-- start DATA FOR PROCESSING --

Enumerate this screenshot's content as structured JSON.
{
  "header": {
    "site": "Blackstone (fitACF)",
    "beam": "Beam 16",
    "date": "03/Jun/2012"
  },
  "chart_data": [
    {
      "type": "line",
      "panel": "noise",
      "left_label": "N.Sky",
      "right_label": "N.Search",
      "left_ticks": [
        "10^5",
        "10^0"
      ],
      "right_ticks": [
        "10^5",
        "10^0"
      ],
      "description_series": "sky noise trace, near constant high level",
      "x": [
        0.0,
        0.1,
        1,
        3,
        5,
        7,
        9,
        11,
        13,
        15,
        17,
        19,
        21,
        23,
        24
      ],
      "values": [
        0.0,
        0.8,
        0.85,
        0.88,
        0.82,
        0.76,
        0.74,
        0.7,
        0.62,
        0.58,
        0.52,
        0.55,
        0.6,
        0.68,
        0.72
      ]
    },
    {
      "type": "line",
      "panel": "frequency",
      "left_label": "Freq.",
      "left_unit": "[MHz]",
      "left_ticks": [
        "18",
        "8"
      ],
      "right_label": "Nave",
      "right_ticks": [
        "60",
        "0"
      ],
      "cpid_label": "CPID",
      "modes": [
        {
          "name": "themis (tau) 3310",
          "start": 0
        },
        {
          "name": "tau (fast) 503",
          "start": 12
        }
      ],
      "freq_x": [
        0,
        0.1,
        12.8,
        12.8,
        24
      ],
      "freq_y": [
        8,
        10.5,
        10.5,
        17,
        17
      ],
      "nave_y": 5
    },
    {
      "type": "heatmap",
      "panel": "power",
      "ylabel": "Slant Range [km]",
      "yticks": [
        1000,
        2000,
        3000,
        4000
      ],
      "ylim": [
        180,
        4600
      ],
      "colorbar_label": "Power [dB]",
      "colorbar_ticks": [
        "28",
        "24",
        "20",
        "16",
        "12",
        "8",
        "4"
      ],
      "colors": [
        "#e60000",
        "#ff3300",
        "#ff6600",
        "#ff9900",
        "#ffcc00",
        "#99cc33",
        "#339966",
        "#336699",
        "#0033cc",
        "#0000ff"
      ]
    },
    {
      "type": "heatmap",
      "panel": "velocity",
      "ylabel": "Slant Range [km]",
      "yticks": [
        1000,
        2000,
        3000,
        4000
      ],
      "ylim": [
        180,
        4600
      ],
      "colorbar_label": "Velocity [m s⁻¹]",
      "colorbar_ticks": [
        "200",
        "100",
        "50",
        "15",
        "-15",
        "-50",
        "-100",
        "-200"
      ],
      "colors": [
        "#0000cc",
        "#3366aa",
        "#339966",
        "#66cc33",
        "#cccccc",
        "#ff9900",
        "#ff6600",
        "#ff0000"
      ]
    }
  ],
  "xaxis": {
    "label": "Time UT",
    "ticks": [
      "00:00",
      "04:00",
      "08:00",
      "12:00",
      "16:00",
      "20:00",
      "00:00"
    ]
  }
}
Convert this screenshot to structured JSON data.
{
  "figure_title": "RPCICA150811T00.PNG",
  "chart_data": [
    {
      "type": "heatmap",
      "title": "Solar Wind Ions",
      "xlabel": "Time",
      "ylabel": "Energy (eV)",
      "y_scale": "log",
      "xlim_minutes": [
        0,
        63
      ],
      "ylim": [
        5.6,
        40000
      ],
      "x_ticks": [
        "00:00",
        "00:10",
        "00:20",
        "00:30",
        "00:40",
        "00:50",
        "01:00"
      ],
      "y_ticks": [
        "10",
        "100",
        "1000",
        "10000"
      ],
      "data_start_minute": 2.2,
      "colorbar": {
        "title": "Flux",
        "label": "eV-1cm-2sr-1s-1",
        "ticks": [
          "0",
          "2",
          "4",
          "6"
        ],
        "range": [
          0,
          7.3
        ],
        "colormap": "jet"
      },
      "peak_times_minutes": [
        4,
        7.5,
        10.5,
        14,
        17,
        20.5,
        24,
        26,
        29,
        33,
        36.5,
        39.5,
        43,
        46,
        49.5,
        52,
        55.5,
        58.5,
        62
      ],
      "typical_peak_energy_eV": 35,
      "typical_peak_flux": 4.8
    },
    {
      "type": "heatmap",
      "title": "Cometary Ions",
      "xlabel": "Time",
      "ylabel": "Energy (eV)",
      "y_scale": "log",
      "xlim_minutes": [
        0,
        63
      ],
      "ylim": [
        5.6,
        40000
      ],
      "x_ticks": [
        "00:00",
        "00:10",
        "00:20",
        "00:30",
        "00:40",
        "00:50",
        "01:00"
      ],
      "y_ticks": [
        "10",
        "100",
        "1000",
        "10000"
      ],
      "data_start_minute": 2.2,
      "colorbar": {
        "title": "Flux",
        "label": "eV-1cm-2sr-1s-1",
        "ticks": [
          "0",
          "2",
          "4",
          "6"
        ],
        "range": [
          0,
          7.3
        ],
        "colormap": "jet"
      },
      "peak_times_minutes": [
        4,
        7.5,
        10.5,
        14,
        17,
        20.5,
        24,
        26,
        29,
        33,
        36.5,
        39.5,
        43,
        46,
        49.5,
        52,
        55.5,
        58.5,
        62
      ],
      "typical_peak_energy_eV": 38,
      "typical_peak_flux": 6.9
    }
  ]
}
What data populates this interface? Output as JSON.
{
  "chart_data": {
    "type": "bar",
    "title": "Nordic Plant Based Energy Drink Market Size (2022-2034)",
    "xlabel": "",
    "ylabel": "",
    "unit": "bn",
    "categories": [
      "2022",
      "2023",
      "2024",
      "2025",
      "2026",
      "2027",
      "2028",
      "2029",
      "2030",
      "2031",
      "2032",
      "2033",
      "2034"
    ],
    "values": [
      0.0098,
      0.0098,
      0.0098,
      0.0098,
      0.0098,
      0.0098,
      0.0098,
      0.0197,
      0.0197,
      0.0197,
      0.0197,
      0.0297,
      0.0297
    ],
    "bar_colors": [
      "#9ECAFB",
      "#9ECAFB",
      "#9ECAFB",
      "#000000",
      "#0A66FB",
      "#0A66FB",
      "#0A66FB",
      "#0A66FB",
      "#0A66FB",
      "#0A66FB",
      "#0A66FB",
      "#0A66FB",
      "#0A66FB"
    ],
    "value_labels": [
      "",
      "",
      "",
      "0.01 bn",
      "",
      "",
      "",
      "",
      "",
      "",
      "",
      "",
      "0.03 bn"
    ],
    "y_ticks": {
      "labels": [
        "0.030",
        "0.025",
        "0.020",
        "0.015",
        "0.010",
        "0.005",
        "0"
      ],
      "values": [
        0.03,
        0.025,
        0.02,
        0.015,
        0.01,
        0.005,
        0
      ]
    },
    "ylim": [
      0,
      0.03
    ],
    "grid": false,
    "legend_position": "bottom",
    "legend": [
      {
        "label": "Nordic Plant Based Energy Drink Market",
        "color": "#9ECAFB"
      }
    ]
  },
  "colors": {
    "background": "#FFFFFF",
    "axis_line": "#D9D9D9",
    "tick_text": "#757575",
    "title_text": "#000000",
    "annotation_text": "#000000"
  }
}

-- end DATA FOR PROCESSING --

▸ **STATED PROBLEM**: Transcribe each entry exactly.

▸ **RESULT**:
Enumerate this screenshot's content as structured JSON.
{
  "header": {
    "site": "Blackstone (fitACF)",
    "beam": "Beam 16",
    "date": "03/Jun/2012"
  },
  "chart_data": [
    {
      "type": "line",
      "panel": "noise",
      "left_label": "N.Sky",
      "right_label": "N.Search",
      "left_ticks": [
        "10^5",
        "10^0"
      ],
      "right_ticks": [
        "10^5",
        "10^0"
      ],
      "description_series": "sky noise trace, near constant high level",
      "x": [
        0.0,
        0.1,
        1,
        3,
        5,
        7,
        9,
        11,
        13,
        15,
        17,
        19,
        21,
        23,
        24
      ],
      "values": [
        0.0,
        0.8,
        0.85,
        0.88,
        0.82,
        0.76,
        0.74,
        0.7,
        0.62,
        0.58,
        0.52,
        0.55,
        0.6,
        0.68,
        0.72
      ]
    },
    {
      "type": "line",
      "panel": "frequency",
      "left_label": "Freq.",
      "left_unit": "[MHz]",
      "left_ticks": [
        "18",
        "8"
      ],
      "right_label": "Nave",
      "right_ticks": [
        "60",
        "0"
      ],
      "cpid_label": "CPID",
      "modes": [
        {
          "name": "themis (tau) 3310",
          "start": 0
        },
        {
          "name": "tau (fast) 503",
          "start": 12
        }
      ],
      "freq_x": [
        0,
        0.1,
        12.8,
        12.8,
        24
      ],
      "freq_y": [
        8,
        10.5,
        10.5,
        17,
        17
      ],
      "nave_y": 5
    },
    {
      "type": "heatmap",
      "panel": "power",
      "ylabel": "Slant Range [km]",
      "yticks": [
        1000,
        2000,
        3000,
        4000
      ],
      "ylim": [
        180,
        4600
      ],
      "colorbar_label": "Power [dB]",
      "colorbar_ticks": [
        "28",
        "24",
        "20",
        "16",
        "12",
        "8",
        "4"
      ],
      "colors": [
        "#e60000",
        "#ff3300",
        "#ff6600",
        "#ff9900",
        "#ffcc00",
        "#99cc33",
        "#339966",
        "#336699",
        "#0033cc",
        "#0000ff"
      ]
    },
    {
      "type": "heatmap",
      "panel": "velocity",
      "ylabel": "Slant Range [km]",
      "yticks": [
        1000,
        2000,
        3000,
        4000
      ],
      "ylim": [
        180,
        4600
      ],
      "colorbar_label": "Velocity [m s⁻¹]",
      "colorbar_ticks": [
        "200",
        "100",
        "50",
        "15",
        "-15",
        "-50",
        "-100",
        "-200"
      ],
      "colors": [
        "#0000cc",
        "#3366aa",
        "#339966",
        "#66cc33",
        "#cccccc",
        "#ff9900",
        "#ff6600",
        "#ff0000"
      ]
    }
  ],
  "xaxis": {
    "label": "Time UT",
    "ticks": [
      "00:00",
      "04:00",
      "08:00",
      "12:00",
      "16:00",
      "20:00",
      "00:00"
    ]
  }
}
Convert this screenshot to structured JSON data.
{
  "figure_title": "RPCICA150811T00.PNG",
  "chart_data": [
    {
      "type": "heatmap",
      "title": "Solar Wind Ions",
      "xlabel": "Time",
      "ylabel": "Energy (eV)",
      "y_scale": "log",
      "xlim_minutes": [
        0,
        63
      ],
      "ylim": [
        5.6,
        40000
      ],
      "x_ticks": [
        "00:00",
        "00:10",
        "00:20",
        "00:30",
        "00:40",
        "00:50",
        "01:00"
      ],
      "y_ticks": [
        "10",
        "100",
        "1000",
        "10000"
      ],
      "data_start_minute": 2.2,
      "colorbar": {
        "title": "Flux",
        "label": "eV-1cm-2sr-1s-1",
        "ticks": [
          "0",
          "2",
          "4",
          "6"
        ],
        "range": [
          0,
          7.3
        ],
        "colormap": "jet"
      },
      "peak_times_minutes": [
        4,
        7.5,
        10.5,
        14,
        17,
        20.5,
        24,
        26,
        29,
        33,
        36.5,
        39.5,
        43,
        46,
        49.5,
        52,
        55.5,
        58.5,
        62
      ],
      "typical_peak_energy_eV": 35,
      "typical_peak_flux": 4.8
    },
    {
      "type": "heatmap",
      "title": "Cometary Ions",
      "xlabel": "Time",
      "ylabel": "Energy (eV)",
      "y_scale": "log",
      "xlim_minutes": [
        0,
        63
      ],
      "ylim": [
        5.6,
        40000
      ],
      "x_ticks": [
        "00:00",
        "00:10",
        "00:20",
        "00:30",
        "00:40",
        "00:50",
        "01:00"
      ],
      "y_ticks": [
        "10",
        "100",
        "1000",
        "10000"
      ],
      "data_start_minute": 2.2,
      "colorbar": {
        "title": "Flux",
        "label": "eV-1cm-2sr-1s-1",
        "ticks": [
          "0",
          "2",
          "4",
          "6"
        ],
        "range": [
          0,
          7.3
        ],
        "colormap": "jet"
      },
      "peak_times_minutes": [
        4,
        7.5,
        10.5,
        14,
        17,
        20.5,
        24,
        26,
        29,
        33,
        36.5,
        39.5,
        43,
        46,
        49.5,
        52,
        55.5,
        58.5,
        62
      ],
      "typical_peak_energy_eV": 38,
      "typical_peak_flux": 6.9
    }
  ]
}
What data populates this interface? Output as JSON.
{
  "chart_data": {
    "type": "bar",
    "title": "Nordic Plant Based Energy Drink Market Size (2022-2034)",
    "xlabel": "",
    "ylabel": "",
    "unit": "bn",
    "categories": [
      "2022",
      "2023",
      "2024",
      "2025",
      "2026",
      "2027",
      "2028",
      "2029",
      "2030",
      "2031",
      "2032",
      "2033",
      "2034"
    ],
    "values": [
      0.0098,
      0.0098,
      0.0098,
      0.0098,
      0.0098,
      0.0098,
      0.0098,
      0.0197,
      0.0197,
      0.0197,
      0.0197,
      0.0297,
      0.0297
    ],
    "bar_colors": [
      "#9ECAFB",
      "#9ECAFB",
      "#9ECAFB",
      "#000000",
      "#0A66FB",
      "#0A66FB",
      "#0A66FB",
      "#0A66FB",
      "#0A66FB",
      "#0A66FB",
      "#0A66FB",
      "#0A66FB",
      "#0A66FB"
    ],
    "value_labels": [
      "",
      "",
      "",
      "0.01 bn",
      "",
      "",
      "",
      "",
      "",
      "",
      "",
      "",
      "0.03 bn"
    ],
    "y_ticks": {
      "labels": [
        "0.030",
        "0.025",
        "0.020",
        "0.015",
        "0.010",
        "0.005",
        "0"
      ],
      "values": [
        0.03,
        0.025,
        0.02,
        0.015,
        0.01,
        0.005,
        0
      ]
    },
    "ylim": [
      0,
      0.03
    ],
    "grid": false,
    "legend_position": "bottom",
    "legend": [
      {
        "label": "Nordic Plant Based Energy Drink Market",
        "color": "#9ECAFB"
      }
    ]
  },
  "colors": {
    "background": "#FFFFFF",
    "axis_line": "#D9D9D9",
    "tick_text": "#757575",
    "title_text": "#000000",
    "annotation_text": "#000000"
  }
}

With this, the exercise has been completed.